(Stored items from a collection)
----

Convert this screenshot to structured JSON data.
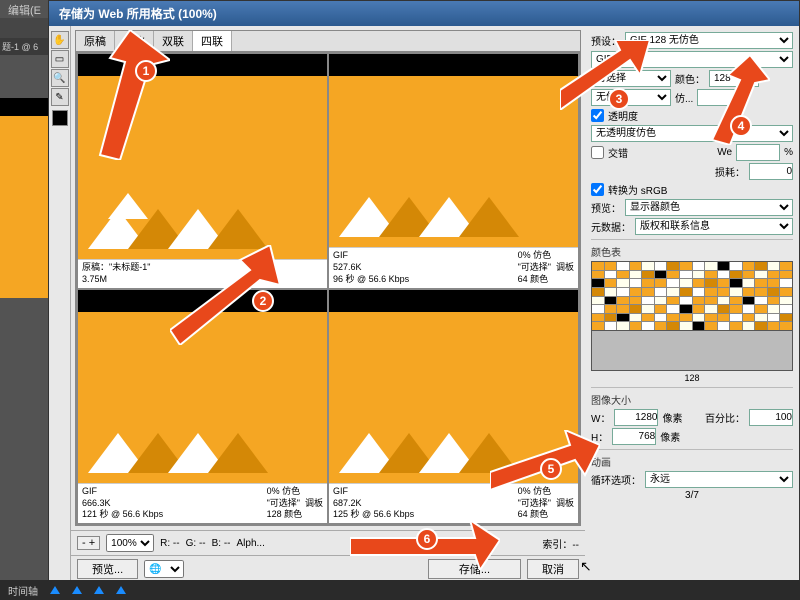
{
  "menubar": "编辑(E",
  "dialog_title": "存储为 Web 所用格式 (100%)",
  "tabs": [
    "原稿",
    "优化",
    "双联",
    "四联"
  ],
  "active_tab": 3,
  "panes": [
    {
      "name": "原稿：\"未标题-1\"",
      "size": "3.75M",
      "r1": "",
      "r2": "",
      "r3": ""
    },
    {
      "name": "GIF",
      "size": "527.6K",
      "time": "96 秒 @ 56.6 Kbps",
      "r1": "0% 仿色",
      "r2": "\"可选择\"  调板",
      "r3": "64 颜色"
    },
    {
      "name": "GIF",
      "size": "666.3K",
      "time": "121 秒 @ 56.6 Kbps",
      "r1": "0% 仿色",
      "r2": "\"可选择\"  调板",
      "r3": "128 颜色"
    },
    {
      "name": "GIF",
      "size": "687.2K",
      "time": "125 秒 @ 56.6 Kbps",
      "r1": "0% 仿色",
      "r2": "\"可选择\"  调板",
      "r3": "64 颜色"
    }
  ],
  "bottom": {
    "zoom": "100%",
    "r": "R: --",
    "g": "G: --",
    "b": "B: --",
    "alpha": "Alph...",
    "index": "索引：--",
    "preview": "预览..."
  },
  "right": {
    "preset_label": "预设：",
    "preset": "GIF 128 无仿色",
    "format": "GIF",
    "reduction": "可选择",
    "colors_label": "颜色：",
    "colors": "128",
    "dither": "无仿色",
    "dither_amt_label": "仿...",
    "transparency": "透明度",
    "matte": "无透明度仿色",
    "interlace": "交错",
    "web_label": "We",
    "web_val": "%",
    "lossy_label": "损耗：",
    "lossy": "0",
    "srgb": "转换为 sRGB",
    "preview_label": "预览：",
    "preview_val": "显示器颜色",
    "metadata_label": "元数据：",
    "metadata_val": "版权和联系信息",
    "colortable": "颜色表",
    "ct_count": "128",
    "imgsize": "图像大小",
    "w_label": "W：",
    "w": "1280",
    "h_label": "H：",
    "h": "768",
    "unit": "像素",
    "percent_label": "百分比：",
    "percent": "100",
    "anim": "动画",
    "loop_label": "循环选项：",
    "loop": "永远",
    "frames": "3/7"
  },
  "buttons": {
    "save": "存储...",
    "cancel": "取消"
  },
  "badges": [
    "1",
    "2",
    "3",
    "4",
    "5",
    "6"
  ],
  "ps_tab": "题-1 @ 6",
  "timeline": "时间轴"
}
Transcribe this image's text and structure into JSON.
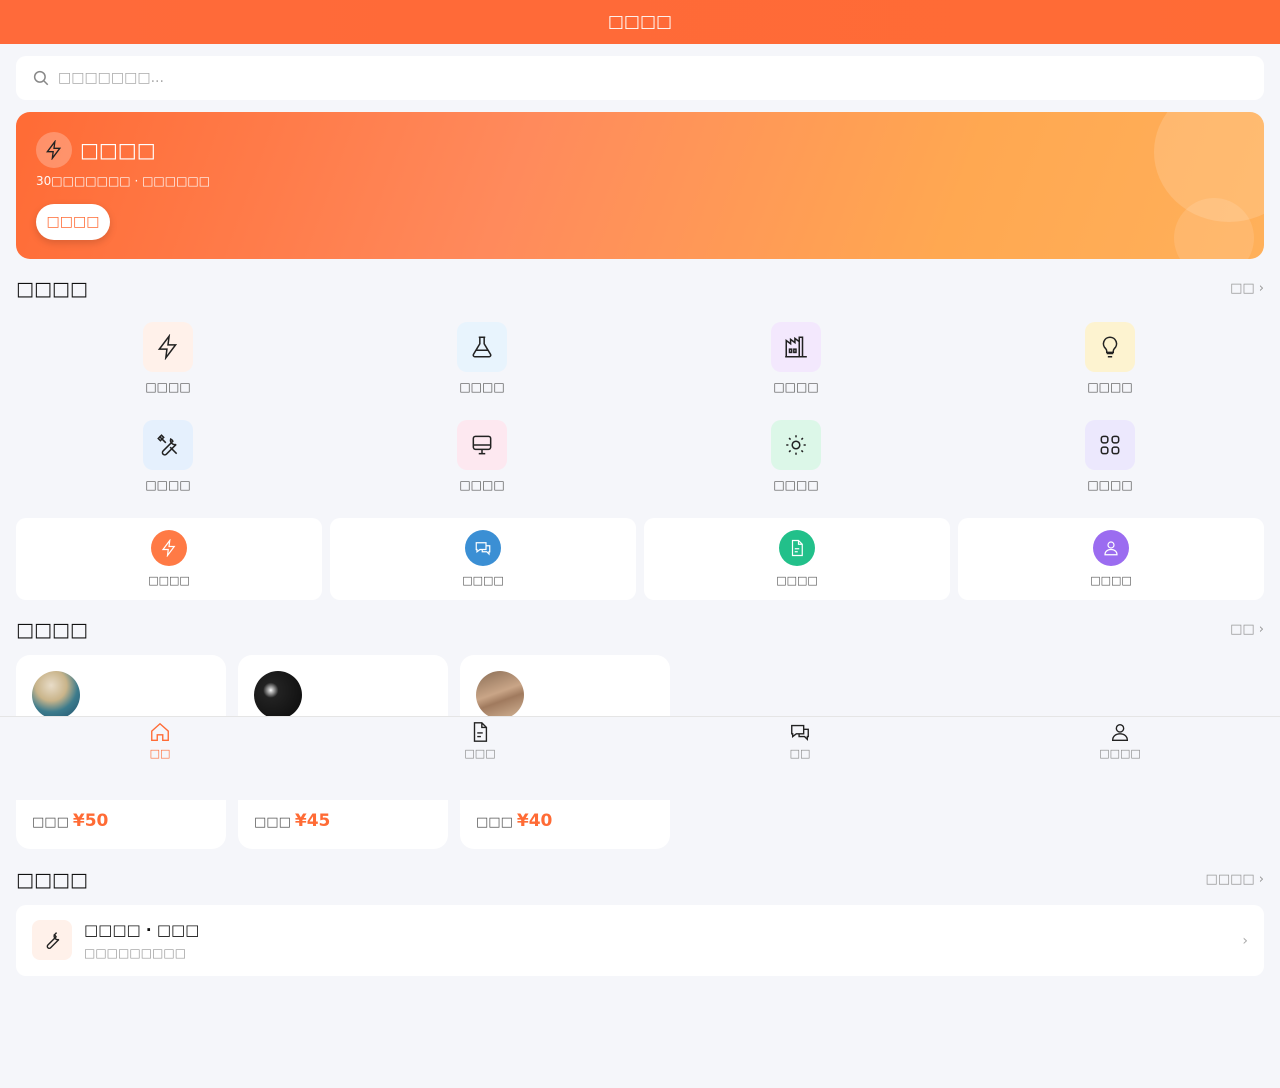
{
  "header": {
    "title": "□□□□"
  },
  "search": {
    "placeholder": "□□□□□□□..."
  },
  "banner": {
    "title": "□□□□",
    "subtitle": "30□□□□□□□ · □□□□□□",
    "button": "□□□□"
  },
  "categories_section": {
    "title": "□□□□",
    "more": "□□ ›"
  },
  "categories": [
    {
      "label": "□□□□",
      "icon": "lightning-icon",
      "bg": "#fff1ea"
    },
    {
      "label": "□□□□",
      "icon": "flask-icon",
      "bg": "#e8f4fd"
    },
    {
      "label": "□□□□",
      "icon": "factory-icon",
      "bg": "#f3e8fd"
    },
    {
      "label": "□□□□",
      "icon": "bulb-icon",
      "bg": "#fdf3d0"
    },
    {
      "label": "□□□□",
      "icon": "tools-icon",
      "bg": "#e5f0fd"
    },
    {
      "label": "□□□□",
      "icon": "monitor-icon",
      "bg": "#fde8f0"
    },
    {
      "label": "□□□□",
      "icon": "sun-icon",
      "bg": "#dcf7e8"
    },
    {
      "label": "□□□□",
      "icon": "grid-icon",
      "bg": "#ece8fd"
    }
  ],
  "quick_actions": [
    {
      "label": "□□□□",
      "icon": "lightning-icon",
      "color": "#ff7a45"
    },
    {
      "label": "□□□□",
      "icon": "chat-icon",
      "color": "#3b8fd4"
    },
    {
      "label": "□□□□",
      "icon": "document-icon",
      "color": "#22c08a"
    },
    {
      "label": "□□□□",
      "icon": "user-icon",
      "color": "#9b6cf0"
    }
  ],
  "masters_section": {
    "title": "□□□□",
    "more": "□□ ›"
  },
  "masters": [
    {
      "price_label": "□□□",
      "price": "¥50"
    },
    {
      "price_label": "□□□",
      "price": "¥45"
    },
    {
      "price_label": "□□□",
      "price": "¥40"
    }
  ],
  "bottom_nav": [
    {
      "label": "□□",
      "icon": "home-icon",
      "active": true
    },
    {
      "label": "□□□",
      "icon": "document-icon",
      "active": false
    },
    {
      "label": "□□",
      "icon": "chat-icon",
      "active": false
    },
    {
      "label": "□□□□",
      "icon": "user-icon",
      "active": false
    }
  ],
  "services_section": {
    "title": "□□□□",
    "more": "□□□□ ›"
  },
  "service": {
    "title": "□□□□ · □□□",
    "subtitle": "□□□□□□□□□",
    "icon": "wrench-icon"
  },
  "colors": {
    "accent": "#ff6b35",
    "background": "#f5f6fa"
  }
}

----

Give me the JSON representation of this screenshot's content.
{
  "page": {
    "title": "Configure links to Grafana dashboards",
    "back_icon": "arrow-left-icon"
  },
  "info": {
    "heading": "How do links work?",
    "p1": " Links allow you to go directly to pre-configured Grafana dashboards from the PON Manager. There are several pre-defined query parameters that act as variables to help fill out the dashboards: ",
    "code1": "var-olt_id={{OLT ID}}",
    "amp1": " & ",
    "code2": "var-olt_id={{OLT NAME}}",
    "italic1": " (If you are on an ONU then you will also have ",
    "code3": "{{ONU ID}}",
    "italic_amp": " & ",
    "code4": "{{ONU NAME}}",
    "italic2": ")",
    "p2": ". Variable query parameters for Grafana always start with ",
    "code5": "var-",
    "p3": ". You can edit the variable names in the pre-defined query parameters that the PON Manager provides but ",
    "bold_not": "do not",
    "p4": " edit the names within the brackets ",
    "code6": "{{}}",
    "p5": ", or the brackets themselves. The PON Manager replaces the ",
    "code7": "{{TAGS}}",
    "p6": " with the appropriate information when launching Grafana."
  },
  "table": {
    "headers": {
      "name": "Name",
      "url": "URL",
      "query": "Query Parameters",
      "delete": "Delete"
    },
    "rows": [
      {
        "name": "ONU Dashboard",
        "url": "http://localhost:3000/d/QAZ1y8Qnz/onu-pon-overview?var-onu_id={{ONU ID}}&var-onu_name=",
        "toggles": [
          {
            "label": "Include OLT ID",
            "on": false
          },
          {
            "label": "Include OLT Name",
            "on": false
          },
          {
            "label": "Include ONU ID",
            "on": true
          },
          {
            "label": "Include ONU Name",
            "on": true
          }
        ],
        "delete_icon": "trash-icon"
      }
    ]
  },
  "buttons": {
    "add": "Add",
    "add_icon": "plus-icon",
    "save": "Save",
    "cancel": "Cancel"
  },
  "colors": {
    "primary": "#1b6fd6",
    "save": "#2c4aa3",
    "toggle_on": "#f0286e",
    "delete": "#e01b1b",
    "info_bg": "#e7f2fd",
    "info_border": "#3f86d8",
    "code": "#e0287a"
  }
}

----

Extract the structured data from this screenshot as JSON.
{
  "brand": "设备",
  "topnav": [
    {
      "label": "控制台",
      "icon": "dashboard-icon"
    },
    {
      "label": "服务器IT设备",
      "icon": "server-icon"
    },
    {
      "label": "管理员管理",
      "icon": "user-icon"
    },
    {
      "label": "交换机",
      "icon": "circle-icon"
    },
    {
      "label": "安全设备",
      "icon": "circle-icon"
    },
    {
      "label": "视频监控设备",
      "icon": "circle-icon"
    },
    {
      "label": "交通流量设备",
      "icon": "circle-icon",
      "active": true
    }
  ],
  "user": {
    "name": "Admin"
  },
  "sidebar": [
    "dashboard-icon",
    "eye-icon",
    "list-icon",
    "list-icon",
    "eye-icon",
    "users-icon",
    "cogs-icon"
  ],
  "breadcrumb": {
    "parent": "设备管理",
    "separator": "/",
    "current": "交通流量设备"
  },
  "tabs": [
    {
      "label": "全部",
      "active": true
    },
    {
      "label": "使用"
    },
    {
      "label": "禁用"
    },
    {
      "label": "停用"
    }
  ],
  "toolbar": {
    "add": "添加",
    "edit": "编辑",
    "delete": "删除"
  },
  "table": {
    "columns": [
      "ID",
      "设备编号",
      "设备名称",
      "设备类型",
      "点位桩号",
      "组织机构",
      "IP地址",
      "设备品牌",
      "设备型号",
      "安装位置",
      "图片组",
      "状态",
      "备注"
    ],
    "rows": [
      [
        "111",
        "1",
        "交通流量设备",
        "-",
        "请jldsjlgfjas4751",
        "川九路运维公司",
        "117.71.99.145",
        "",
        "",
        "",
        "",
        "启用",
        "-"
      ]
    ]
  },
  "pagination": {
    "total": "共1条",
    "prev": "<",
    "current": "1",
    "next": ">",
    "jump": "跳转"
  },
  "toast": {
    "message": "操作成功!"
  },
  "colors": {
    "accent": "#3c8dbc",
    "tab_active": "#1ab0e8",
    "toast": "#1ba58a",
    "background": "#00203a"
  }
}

----

SET EXERCISE >>
Only the number is wanted: how many lines in the data include the string "defined"?

RESULT OF THE EXERCISE >>
2